- [Brief]: From the entries below, extract every line that includes the word "computer".

═════ Dataset content

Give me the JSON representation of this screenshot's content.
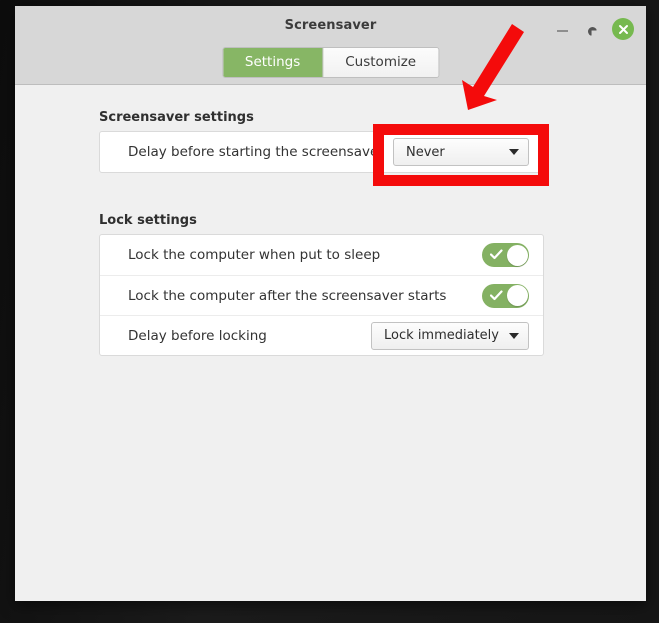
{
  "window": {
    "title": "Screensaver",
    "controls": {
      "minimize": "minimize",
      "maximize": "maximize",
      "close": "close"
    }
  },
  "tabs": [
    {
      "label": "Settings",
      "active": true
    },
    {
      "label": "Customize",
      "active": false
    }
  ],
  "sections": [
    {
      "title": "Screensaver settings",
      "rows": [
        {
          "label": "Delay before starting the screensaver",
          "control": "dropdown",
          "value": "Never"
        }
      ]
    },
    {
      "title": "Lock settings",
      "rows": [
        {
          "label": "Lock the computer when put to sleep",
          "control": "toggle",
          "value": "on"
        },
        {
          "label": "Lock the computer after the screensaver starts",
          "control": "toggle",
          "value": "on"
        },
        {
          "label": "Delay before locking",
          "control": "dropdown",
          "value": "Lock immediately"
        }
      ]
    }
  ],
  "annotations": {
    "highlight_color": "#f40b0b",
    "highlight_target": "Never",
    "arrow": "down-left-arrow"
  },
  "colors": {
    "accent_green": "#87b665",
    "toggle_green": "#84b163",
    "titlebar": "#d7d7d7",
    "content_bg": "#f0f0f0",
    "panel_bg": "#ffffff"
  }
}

══════════

- [The response]:
          "label": "Lock the computer when put to sleep",
          "label": "Lock the computer after the screensaver starts",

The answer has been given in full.